Using the data below, tally the lines that include the string "sight". Only the number is wanted.

── Data shown

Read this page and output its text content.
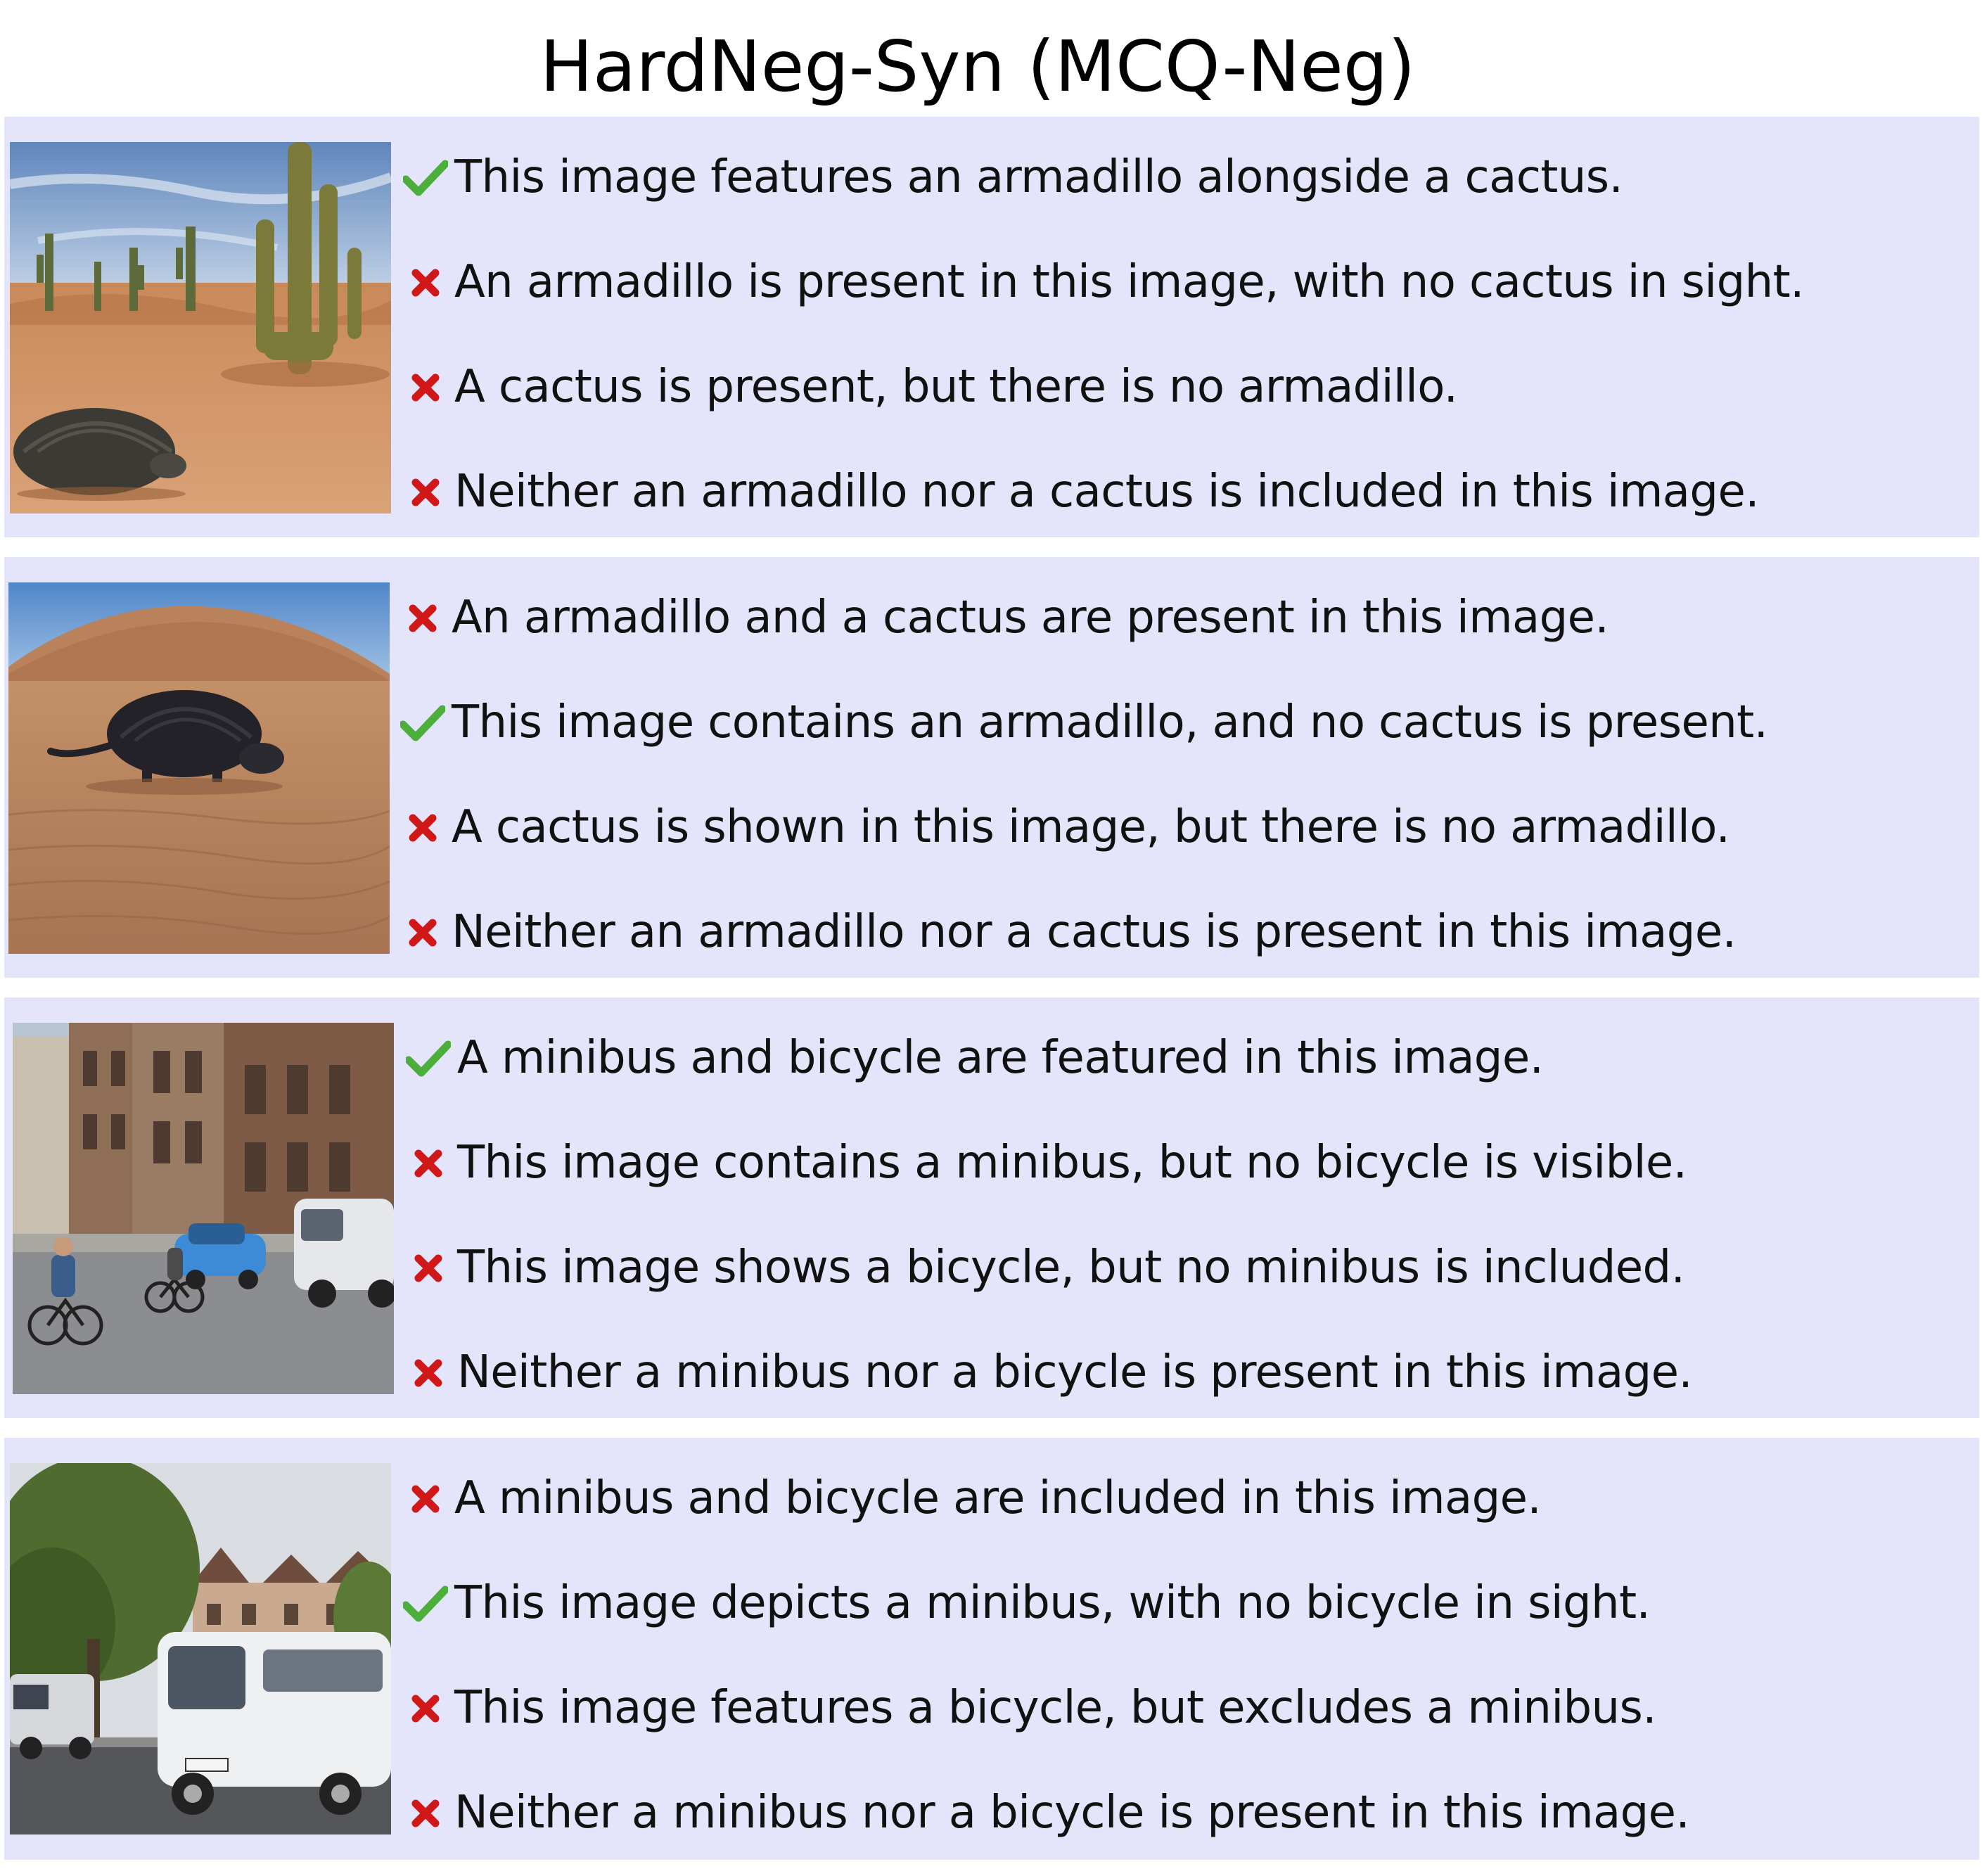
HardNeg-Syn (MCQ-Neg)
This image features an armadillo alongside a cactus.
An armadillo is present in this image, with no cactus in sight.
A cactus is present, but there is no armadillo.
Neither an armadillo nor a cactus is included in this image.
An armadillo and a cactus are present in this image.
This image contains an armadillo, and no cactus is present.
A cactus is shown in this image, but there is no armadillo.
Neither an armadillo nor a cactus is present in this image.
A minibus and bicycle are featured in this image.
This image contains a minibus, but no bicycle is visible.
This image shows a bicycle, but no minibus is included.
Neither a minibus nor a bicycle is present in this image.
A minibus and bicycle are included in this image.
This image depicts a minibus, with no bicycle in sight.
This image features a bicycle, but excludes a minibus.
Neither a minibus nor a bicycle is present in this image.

────

* Reply:
2